+++ Source data +++
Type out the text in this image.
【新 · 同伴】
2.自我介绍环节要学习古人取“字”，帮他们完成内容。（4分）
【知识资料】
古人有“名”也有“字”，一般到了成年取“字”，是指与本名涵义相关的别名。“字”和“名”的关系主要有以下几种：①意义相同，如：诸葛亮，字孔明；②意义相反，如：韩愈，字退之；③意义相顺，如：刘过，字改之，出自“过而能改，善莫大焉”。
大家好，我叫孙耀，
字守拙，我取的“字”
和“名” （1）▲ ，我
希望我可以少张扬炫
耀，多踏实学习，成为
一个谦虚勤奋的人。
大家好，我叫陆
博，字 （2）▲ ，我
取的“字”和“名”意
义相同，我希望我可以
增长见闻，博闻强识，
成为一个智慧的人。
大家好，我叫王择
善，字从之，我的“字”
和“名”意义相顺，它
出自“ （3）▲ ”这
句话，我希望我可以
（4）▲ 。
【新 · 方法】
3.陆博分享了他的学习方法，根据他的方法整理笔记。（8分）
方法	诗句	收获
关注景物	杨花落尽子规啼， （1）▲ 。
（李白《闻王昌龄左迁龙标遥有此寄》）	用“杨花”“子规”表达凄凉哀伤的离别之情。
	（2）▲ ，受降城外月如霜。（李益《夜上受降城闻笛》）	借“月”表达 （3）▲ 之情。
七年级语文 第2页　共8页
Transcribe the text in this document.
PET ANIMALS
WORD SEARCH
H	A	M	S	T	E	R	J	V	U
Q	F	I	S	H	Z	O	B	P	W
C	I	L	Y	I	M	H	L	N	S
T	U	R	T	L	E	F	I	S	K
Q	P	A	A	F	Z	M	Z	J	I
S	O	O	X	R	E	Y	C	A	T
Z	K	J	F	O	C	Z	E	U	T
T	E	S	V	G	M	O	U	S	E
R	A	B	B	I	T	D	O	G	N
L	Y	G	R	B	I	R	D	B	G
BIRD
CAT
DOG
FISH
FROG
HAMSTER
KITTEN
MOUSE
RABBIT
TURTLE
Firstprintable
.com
+++
**Written request:** Give back each line above precisely as it stands.

**Solution to this problem:**
Type out the text in this image.
【新 · 同伴】
2.自我介绍环节要学习古人取“字”，帮他们完成内容。（4分）
【知识资料】
古人有“名”也有“字”，一般到了成年取“字”，是指与本名涵义相关的别名。“字”和“名”的关系主要有以下几种：①意义相同，如：诸葛亮，字孔明；②意义相反，如：韩愈，字退之；③意义相顺，如：刘过，字改之，出自“过而能改，善莫大焉”。
大家好，我叫孙耀，
字守拙，我取的“字”
和“名” （1）▲ ，我
希望我可以少张扬炫
耀，多踏实学习，成为
一个谦虚勤奋的人。
大家好，我叫陆
博，字 （2）▲ ，我
取的“字”和“名”意
义相同，我希望我可以
增长见闻，博闻强识，
成为一个智慧的人。
大家好，我叫王择
善，字从之，我的“字”
和“名”意义相顺，它
出自“ （3）▲ ”这
句话，我希望我可以
（4）▲ 。
【新 · 方法】
3.陆博分享了他的学习方法，根据他的方法整理笔记。（8分）
方法	诗句	收获
关注景物	杨花落尽子规啼， （1）▲ 。
（李白《闻王昌龄左迁龙标遥有此寄》）	用“杨花”“子规”表达凄凉哀伤的离别之情。
	（2）▲ ，受降城外月如霜。（李益《夜上受降城闻笛》）	借“月”表达 （3）▲ 之情。
七年级语文 第2页　共8页
Transcribe the text in this document.
PET ANIMALS
WORD SEARCH
H	A	M	S	T	E	R	J	V	U
Q	F	I	S	H	Z	O	B	P	W
C	I	L	Y	I	M	H	L	N	S
T	U	R	T	L	E	F	I	S	K
Q	P	A	A	F	Z	M	Z	J	I
S	O	O	X	R	E	Y	C	A	T
Z	K	J	F	O	C	Z	E	U	T
T	E	S	V	G	M	O	U	S	E
R	A	B	B	I	T	D	O	G	N
L	Y	G	R	B	I	R	D	B	G
BIRD
CAT
DOG
FISH
FROG
HAMSTER
KITTEN
MOUSE
RABBIT
TURTLE
Firstprintable
.com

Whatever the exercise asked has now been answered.